───── DATA TO USE

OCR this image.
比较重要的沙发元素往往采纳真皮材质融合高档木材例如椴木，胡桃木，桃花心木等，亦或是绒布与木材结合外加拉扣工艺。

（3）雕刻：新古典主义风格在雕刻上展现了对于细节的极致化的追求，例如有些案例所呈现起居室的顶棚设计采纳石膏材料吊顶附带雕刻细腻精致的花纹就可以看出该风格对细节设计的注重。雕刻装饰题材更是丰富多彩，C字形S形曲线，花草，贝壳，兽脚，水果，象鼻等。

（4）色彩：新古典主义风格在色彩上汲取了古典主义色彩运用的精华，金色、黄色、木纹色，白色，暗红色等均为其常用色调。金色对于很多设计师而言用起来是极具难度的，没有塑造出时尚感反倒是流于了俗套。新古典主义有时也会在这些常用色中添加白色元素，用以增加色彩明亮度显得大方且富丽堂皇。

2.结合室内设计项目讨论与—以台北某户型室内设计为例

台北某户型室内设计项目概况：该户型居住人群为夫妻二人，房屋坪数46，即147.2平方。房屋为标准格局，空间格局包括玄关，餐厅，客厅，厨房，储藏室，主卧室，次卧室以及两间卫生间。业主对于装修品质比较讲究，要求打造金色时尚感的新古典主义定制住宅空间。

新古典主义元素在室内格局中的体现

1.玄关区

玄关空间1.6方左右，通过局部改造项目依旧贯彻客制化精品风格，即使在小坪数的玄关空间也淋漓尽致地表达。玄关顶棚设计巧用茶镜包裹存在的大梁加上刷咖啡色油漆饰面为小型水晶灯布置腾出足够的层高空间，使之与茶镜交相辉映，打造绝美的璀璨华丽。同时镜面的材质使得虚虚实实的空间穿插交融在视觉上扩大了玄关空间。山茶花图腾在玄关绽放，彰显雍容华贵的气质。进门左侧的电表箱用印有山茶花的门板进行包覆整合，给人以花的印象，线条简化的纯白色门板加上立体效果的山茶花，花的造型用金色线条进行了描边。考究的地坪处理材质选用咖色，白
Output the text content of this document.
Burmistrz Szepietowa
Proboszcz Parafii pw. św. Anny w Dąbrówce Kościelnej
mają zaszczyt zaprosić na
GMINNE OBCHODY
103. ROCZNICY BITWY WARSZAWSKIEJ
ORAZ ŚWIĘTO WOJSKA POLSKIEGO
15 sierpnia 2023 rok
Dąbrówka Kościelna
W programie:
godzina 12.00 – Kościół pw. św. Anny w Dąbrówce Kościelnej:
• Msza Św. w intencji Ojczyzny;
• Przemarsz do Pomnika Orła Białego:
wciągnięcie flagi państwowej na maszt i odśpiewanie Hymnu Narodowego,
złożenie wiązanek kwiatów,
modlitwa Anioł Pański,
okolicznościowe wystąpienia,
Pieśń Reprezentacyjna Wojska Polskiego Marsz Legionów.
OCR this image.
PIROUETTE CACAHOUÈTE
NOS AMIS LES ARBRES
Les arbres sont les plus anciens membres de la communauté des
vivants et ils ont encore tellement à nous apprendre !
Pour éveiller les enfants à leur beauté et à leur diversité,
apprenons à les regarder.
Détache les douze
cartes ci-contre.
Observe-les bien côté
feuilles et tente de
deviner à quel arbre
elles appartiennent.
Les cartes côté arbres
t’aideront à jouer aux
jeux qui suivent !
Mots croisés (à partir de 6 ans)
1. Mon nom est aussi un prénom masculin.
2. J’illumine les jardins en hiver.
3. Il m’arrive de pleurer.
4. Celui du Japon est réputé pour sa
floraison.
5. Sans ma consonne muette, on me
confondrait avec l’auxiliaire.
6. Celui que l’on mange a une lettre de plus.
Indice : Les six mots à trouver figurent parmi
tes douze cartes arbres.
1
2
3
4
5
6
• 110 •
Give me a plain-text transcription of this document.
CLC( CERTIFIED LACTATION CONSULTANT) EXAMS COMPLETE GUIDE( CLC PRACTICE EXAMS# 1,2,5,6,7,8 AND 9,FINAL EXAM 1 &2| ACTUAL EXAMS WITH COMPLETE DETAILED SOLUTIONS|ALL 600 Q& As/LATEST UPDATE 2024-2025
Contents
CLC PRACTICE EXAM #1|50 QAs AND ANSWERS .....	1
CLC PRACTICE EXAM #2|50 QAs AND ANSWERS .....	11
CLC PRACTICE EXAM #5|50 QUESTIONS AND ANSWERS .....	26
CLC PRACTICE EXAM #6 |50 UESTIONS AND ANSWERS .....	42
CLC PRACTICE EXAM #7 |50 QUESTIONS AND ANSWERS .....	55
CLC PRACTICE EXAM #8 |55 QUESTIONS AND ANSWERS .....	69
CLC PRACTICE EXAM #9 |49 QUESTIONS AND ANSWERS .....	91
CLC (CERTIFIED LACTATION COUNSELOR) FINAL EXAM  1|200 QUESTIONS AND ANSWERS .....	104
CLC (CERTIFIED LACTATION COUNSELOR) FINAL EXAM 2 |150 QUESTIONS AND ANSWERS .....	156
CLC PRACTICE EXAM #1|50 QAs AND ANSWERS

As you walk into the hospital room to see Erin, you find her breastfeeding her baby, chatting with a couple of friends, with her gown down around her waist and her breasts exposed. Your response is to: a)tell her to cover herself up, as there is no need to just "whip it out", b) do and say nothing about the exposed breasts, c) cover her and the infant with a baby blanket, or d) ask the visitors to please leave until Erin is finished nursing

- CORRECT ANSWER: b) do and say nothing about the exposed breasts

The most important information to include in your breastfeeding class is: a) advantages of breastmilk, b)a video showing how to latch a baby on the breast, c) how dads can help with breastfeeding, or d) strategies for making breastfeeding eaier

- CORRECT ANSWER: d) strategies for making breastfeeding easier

──────────

**AIM OF THE EXERCISE**
Copy every line verbatim.

**RESPONSE BELOW**
OCR this image.
比较重要的沙发元素往往采纳真皮材质融合高档木材例如椴木，胡桃木，桃花心木等，亦或是绒布与木材结合外加拉扣工艺。

（3）雕刻：新古典主义风格在雕刻上展现了对于细节的极致化的追求，例如有些案例所呈现起居室的顶棚设计采纳石膏材料吊顶附带雕刻细腻精致的花纹就可以看出该风格对细节设计的注重。雕刻装饰题材更是丰富多彩，C字形S形曲线，花草，贝壳，兽脚，水果，象鼻等。

（4）色彩：新古典主义风格在色彩上汲取了古典主义色彩运用的精华，金色、黄色、木纹色，白色，暗红色等均为其常用色调。金色对于很多设计师而言用起来是极具难度的，没有塑造出时尚感反倒是流于了俗套。新古典主义有时也会在这些常用色中添加白色元素，用以增加色彩明亮度显得大方且富丽堂皇。

2.结合室内设计项目讨论与—以台北某户型室内设计为例

台北某户型室内设计项目概况：该户型居住人群为夫妻二人，房屋坪数46，即147.2平方。房屋为标准格局，空间格局包括玄关，餐厅，客厅，厨房，储藏室，主卧室，次卧室以及两间卫生间。业主对于装修品质比较讲究，要求打造金色时尚感的新古典主义定制住宅空间。

新古典主义元素在室内格局中的体现

1.玄关区

玄关空间1.6方左右，通过局部改造项目依旧贯彻客制化精品风格，即使在小坪数的玄关空间也淋漓尽致地表达。玄关顶棚设计巧用茶镜包裹存在的大梁加上刷咖啡色油漆饰面为小型水晶灯布置腾出足够的层高空间，使之与茶镜交相辉映，打造绝美的璀璨华丽。同时镜面的材质使得虚虚实实的空间穿插交融在视觉上扩大了玄关空间。山茶花图腾在玄关绽放，彰显雍容华贵的气质。进门左侧的电表箱用印有山茶花的门板进行包覆整合，给人以花的印象，线条简化的纯白色门板加上立体效果的山茶花，花的造型用金色线条进行了描边。考究的地坪处理材质选用咖色，白
Output the text content of this document.
Burmistrz Szepietowa
Proboszcz Parafii pw. św. Anny w Dąbrówce Kościelnej
mają zaszczyt zaprosić na
GMINNE OBCHODY
103. ROCZNICY BITWY WARSZAWSKIEJ
ORAZ ŚWIĘTO WOJSKA POLSKIEGO
15 sierpnia 2023 rok
Dąbrówka Kościelna
W programie:
godzina 12.00 – Kościół pw. św. Anny w Dąbrówce Kościelnej:
• Msza Św. w intencji Ojczyzny;
• Przemarsz do Pomnika Orła Białego:
wciągnięcie flagi państwowej na maszt i odśpiewanie Hymnu Narodowego,
złożenie wiązanek kwiatów,
modlitwa Anioł Pański,
okolicznościowe wystąpienia,
Pieśń Reprezentacyjna Wojska Polskiego Marsz Legionów.
OCR this image.
PIROUETTE CACAHOUÈTE
NOS AMIS LES ARBRES
Les arbres sont les plus anciens membres de la communauté des
vivants et ils ont encore tellement à nous apprendre !
Pour éveiller les enfants à leur beauté et à leur diversité,
apprenons à les regarder.
Détache les douze
cartes ci-contre.
Observe-les bien côté
feuilles et tente de
deviner à quel arbre
elles appartiennent.
Les cartes côté arbres
t’aideront à jouer aux
jeux qui suivent !
Mots croisés (à partir de 6 ans)
1. Mon nom est aussi un prénom masculin.
2. J’illumine les jardins en hiver.
3. Il m’arrive de pleurer.
4. Celui du Japon est réputé pour sa
floraison.
5. Sans ma consonne muette, on me
confondrait avec l’auxiliaire.
6. Celui que l’on mange a une lettre de plus.
Indice : Les six mots à trouver figurent parmi
tes douze cartes arbres.
1
2
3
4
5
6
• 110 •
Give me a plain-text transcription of this document.
CLC( CERTIFIED LACTATION CONSULTANT) EXAMS COMPLETE GUIDE( CLC PRACTICE EXAMS# 1,2,5,6,7,8 AND 9,FINAL EXAM 1 &2| ACTUAL EXAMS WITH COMPLETE DETAILED SOLUTIONS|ALL 600 Q& As/LATEST UPDATE 2024-2025
Contents
CLC PRACTICE EXAM #1|50 QAs AND ANSWERS .....	1
CLC PRACTICE EXAM #2|50 QAs AND ANSWERS .....	11
CLC PRACTICE EXAM #5|50 QUESTIONS AND ANSWERS .....	26
CLC PRACTICE EXAM #6 |50 UESTIONS AND ANSWERS .....	42
CLC PRACTICE EXAM #7 |50 QUESTIONS AND ANSWERS .....	55
CLC PRACTICE EXAM #8 |55 QUESTIONS AND ANSWERS .....	69
CLC PRACTICE EXAM #9 |49 QUESTIONS AND ANSWERS .....	91
CLC (CERTIFIED LACTATION COUNSELOR) FINAL EXAM  1|200 QUESTIONS AND ANSWERS .....	104
CLC (CERTIFIED LACTATION COUNSELOR) FINAL EXAM 2 |150 QUESTIONS AND ANSWERS .....	156
CLC PRACTICE EXAM #1|50 QAs AND ANSWERS

As you walk into the hospital room to see Erin, you find her breastfeeding her baby, chatting with a couple of friends, with her gown down around her waist and her breasts exposed. Your response is to: a)tell her to cover herself up, as there is no need to just "whip it out", b) do and say nothing about the exposed breasts, c) cover her and the infant with a baby blanket, or d) ask the visitors to please leave until Erin is finished nursing

- CORRECT ANSWER: b) do and say nothing about the exposed breasts

The most important information to include in your breastfeeding class is: a) advantages of breastmilk, b)a video showing how to latch a baby on the breast, c) how dads can help with breastfeeding, or d) strategies for making breastfeeding eaier

- CORRECT ANSWER: d) strategies for making breastfeeding easier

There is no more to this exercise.